RECORDS SHOWN:
========
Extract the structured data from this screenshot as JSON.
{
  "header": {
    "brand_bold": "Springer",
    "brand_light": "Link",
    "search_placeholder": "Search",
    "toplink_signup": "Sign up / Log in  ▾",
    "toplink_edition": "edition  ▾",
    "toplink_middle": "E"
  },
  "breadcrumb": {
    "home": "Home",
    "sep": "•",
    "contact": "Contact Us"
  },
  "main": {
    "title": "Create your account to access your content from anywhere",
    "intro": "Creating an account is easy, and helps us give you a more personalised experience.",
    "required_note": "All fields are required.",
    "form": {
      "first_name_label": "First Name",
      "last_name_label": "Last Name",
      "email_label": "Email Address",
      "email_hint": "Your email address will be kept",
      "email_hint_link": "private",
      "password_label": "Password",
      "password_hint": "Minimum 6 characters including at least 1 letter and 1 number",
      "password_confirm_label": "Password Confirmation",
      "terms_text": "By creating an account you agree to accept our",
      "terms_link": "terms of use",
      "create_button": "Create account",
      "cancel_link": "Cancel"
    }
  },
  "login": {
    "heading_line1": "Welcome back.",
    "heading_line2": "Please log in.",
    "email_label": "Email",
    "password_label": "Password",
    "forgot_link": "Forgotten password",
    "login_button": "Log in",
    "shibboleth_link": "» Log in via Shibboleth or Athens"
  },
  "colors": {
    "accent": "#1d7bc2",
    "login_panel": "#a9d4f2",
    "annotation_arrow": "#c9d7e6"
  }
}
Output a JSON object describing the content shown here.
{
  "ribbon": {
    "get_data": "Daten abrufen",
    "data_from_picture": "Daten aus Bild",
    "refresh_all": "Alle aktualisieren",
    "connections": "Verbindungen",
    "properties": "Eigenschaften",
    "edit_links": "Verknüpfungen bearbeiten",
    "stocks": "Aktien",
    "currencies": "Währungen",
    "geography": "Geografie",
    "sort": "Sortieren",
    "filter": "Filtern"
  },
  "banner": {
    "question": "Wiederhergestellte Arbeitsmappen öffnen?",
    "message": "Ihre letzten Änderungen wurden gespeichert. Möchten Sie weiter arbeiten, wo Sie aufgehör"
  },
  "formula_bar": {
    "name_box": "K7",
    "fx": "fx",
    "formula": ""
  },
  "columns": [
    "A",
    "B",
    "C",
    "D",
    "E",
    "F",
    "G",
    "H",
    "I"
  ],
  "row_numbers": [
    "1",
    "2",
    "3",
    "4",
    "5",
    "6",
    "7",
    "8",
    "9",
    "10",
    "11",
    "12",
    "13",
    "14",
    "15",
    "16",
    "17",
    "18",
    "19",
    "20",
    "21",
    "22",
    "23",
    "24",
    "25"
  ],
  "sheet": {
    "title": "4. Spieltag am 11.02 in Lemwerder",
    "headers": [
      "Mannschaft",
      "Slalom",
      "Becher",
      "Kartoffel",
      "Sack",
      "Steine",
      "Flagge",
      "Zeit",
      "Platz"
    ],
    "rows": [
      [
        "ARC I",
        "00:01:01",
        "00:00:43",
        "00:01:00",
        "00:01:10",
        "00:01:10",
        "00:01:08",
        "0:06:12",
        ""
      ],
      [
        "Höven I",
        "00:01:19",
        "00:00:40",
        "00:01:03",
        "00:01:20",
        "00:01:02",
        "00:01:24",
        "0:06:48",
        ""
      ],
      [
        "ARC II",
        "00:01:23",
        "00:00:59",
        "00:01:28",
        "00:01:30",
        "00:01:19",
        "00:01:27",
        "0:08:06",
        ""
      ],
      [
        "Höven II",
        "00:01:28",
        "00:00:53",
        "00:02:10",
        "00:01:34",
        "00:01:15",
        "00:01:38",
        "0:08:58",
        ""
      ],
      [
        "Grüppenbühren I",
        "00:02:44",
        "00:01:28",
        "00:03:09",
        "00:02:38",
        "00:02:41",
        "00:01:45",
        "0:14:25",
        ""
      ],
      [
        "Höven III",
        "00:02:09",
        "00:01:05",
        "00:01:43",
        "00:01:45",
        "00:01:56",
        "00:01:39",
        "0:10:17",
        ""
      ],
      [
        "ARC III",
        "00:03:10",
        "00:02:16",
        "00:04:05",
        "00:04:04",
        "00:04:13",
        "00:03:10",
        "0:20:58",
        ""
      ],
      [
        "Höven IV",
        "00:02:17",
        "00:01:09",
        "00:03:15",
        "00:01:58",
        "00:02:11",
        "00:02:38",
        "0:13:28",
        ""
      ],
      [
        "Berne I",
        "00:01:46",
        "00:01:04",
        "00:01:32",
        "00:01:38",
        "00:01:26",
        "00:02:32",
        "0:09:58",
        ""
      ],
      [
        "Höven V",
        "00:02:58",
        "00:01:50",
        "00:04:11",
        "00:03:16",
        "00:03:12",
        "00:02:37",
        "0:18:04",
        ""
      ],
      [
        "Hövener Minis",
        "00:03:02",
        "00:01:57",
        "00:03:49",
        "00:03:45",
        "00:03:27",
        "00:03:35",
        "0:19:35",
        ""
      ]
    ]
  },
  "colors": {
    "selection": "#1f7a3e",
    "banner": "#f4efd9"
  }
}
========
EXERCISE: Please output the complete data exactly.

EXERCISE RESPONSE:
Extract the structured data from this screenshot as JSON.
{
  "header": {
    "brand_bold": "Springer",
    "brand_light": "Link",
    "search_placeholder": "Search",
    "toplink_signup": "Sign up / Log in  ▾",
    "toplink_edition": "edition  ▾",
    "toplink_middle": "E"
  },
  "breadcrumb": {
    "home": "Home",
    "sep": "•",
    "contact": "Contact Us"
  },
  "main": {
    "title": "Create your account to access your content from anywhere",
    "intro": "Creating an account is easy, and helps us give you a more personalised experience.",
    "required_note": "All fields are required.",
    "form": {
      "first_name_label": "First Name",
      "last_name_label": "Last Name",
      "email_label": "Email Address",
      "email_hint": "Your email address will be kept",
      "email_hint_link": "private",
      "password_label": "Password",
      "password_hint": "Minimum 6 characters including at least 1 letter and 1 number",
      "password_confirm_label": "Password Confirmation",
      "terms_text": "By creating an account you agree to accept our",
      "terms_link": "terms of use",
      "create_button": "Create account",
      "cancel_link": "Cancel"
    }
  },
  "login": {
    "heading_line1": "Welcome back.",
    "heading_line2": "Please log in.",
    "email_label": "Email",
    "password_label": "Password",
    "forgot_link": "Forgotten password",
    "login_button": "Log in",
    "shibboleth_link": "» Log in via Shibboleth or Athens"
  },
  "colors": {
    "accent": "#1d7bc2",
    "login_panel": "#a9d4f2",
    "annotation_arrow": "#c9d7e6"
  }
}
Output a JSON object describing the content shown here.
{
  "ribbon": {
    "get_data": "Daten abrufen",
    "data_from_picture": "Daten aus Bild",
    "refresh_all": "Alle aktualisieren",
    "connections": "Verbindungen",
    "properties": "Eigenschaften",
    "edit_links": "Verknüpfungen bearbeiten",
    "stocks": "Aktien",
    "currencies": "Währungen",
    "geography": "Geografie",
    "sort": "Sortieren",
    "filter": "Filtern"
  },
  "banner": {
    "question": "Wiederhergestellte Arbeitsmappen öffnen?",
    "message": "Ihre letzten Änderungen wurden gespeichert. Möchten Sie weiter arbeiten, wo Sie aufgehör"
  },
  "formula_bar": {
    "name_box": "K7",
    "fx": "fx",
    "formula": ""
  },
  "columns": [
    "A",
    "B",
    "C",
    "D",
    "E",
    "F",
    "G",
    "H",
    "I"
  ],
  "row_numbers": [
    "1",
    "2",
    "3",
    "4",
    "5",
    "6",
    "7",
    "8",
    "9",
    "10",
    "11",
    "12",
    "13",
    "14",
    "15",
    "16",
    "17",
    "18",
    "19",
    "20",
    "21",
    "22",
    "23",
    "24",
    "25"
  ],
  "sheet": {
    "title": "4. Spieltag am 11.02 in Lemwerder",
    "headers": [
      "Mannschaft",
      "Slalom",
      "Becher",
      "Kartoffel",
      "Sack",
      "Steine",
      "Flagge",
      "Zeit",
      "Platz"
    ],
    "rows": [
      [
        "ARC I",
        "00:01:01",
        "00:00:43",
        "00:01:00",
        "00:01:10",
        "00:01:10",
        "00:01:08",
        "0:06:12",
        ""
      ],
      [
        "Höven I",
        "00:01:19",
        "00:00:40",
        "00:01:03",
        "00:01:20",
        "00:01:02",
        "00:01:24",
        "0:06:48",
        ""
      ],
      [
        "ARC II",
        "00:01:23",
        "00:00:59",
        "00:01:28",
        "00:01:30",
        "00:01:19",
        "00:01:27",
        "0:08:06",
        ""
      ],
      [
        "Höven II",
        "00:01:28",
        "00:00:53",
        "00:02:10",
        "00:01:34",
        "00:01:15",
        "00:01:38",
        "0:08:58",
        ""
      ],
      [
        "Grüppenbühren I",
        "00:02:44",
        "00:01:28",
        "00:03:09",
        "00:02:38",
        "00:02:41",
        "00:01:45",
        "0:14:25",
        ""
      ],
      [
        "Höven III",
        "00:02:09",
        "00:01:05",
        "00:01:43",
        "00:01:45",
        "00:01:56",
        "00:01:39",
        "0:10:17",
        ""
      ],
      [
        "ARC III",
        "00:03:10",
        "00:02:16",
        "00:04:05",
        "00:04:04",
        "00:04:13",
        "00:03:10",
        "0:20:58",
        ""
      ],
      [
        "Höven IV",
        "00:02:17",
        "00:01:09",
        "00:03:15",
        "00:01:58",
        "00:02:11",
        "00:02:38",
        "0:13:28",
        ""
      ],
      [
        "Berne I",
        "00:01:46",
        "00:01:04",
        "00:01:32",
        "00:01:38",
        "00:01:26",
        "00:02:32",
        "0:09:58",
        ""
      ],
      [
        "Höven V",
        "00:02:58",
        "00:01:50",
        "00:04:11",
        "00:03:16",
        "00:03:12",
        "00:02:37",
        "0:18:04",
        ""
      ],
      [
        "Hövener Minis",
        "00:03:02",
        "00:01:57",
        "00:03:49",
        "00:03:45",
        "00:03:27",
        "00:03:35",
        "0:19:35",
        ""
      ]
    ]
  },
  "colors": {
    "selection": "#1f7a3e",
    "banner": "#f4efd9"
  }
}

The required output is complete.